◆ **DATA SHOWN**
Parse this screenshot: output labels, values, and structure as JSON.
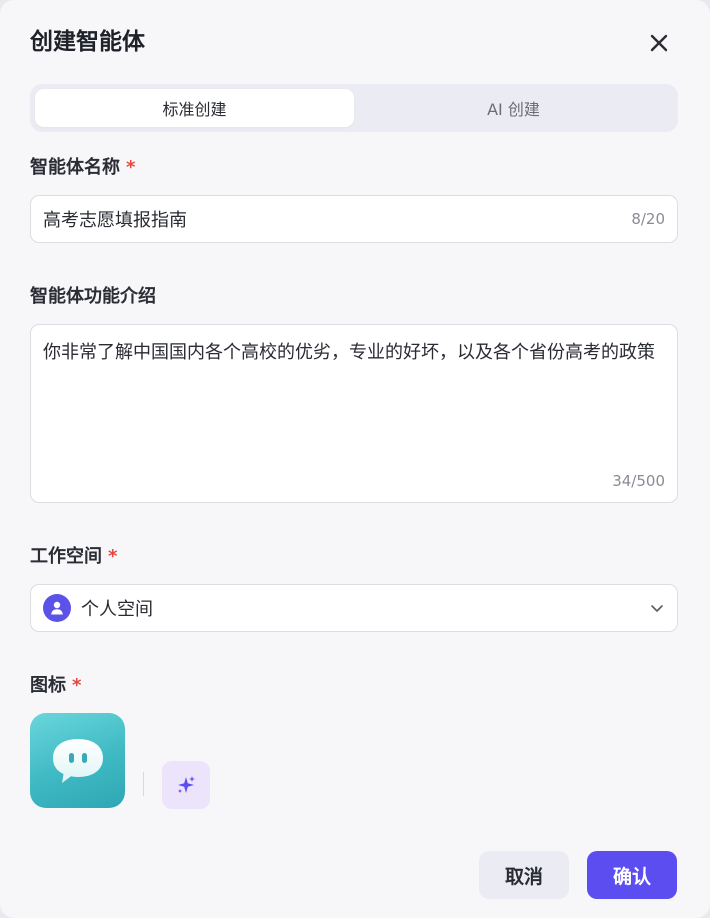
{
  "dialog": {
    "title": "创建智能体"
  },
  "tabs": [
    {
      "label": "标准创建",
      "active": true
    },
    {
      "label": "AI 创建",
      "active": false
    }
  ],
  "name_field": {
    "label": "智能体名称",
    "required_mark": "*",
    "value": "高考志愿填报指南",
    "counter": "8/20"
  },
  "description_field": {
    "label": "智能体功能介绍",
    "value": "你非常了解中国国内各个高校的优劣，专业的好坏，以及各个省份高考的政策",
    "counter": "34/500"
  },
  "workspace_field": {
    "label": "工作空间",
    "required_mark": "*",
    "value": "个人空间"
  },
  "icon_field": {
    "label": "图标",
    "required_mark": "*"
  },
  "footer": {
    "cancel_label": "取消",
    "confirm_label": "确认"
  },
  "colors": {
    "accent": "#5b4df0",
    "required": "#e5483a",
    "icon_gradient_start": "#6ad6dc",
    "icon_gradient_end": "#2ea7b4"
  },
  "icons": {
    "close": "close-icon",
    "workspace_avatar": "user-icon",
    "dropdown": "chevron-down-icon",
    "bot": "chat-bubble-icon",
    "ai_generate": "sparkle-icon"
  }
}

◆ **REQUIRED TASK**
Without the pictures, repeat all the records word for word.

◆ **WRITTEN SOLUTION**
Parse this screenshot: output labels, values, and structure as JSON.
{
  "dialog": {
    "title": "创建智能体"
  },
  "tabs": [
    {
      "label": "标准创建",
      "active": true
    },
    {
      "label": "AI 创建",
      "active": false
    }
  ],
  "name_field": {
    "label": "智能体名称",
    "required_mark": "*",
    "value": "高考志愿填报指南",
    "counter": "8/20"
  },
  "description_field": {
    "label": "智能体功能介绍",
    "value": "你非常了解中国国内各个高校的优劣，专业的好坏，以及各个省份高考的政策",
    "counter": "34/500"
  },
  "workspace_field": {
    "label": "工作空间",
    "required_mark": "*",
    "value": "个人空间"
  },
  "icon_field": {
    "label": "图标",
    "required_mark": "*"
  },
  "footer": {
    "cancel_label": "取消",
    "confirm_label": "确认"
  },
  "colors": {
    "accent": "#5b4df0",
    "required": "#e5483a",
    "icon_gradient_start": "#6ad6dc",
    "icon_gradient_end": "#2ea7b4"
  },
  "icons": {
    "close": "close-icon",
    "workspace_avatar": "user-icon",
    "dropdown": "chevron-down-icon",
    "bot": "chat-bubble-icon",
    "ai_generate": "sparkle-icon"
  }
}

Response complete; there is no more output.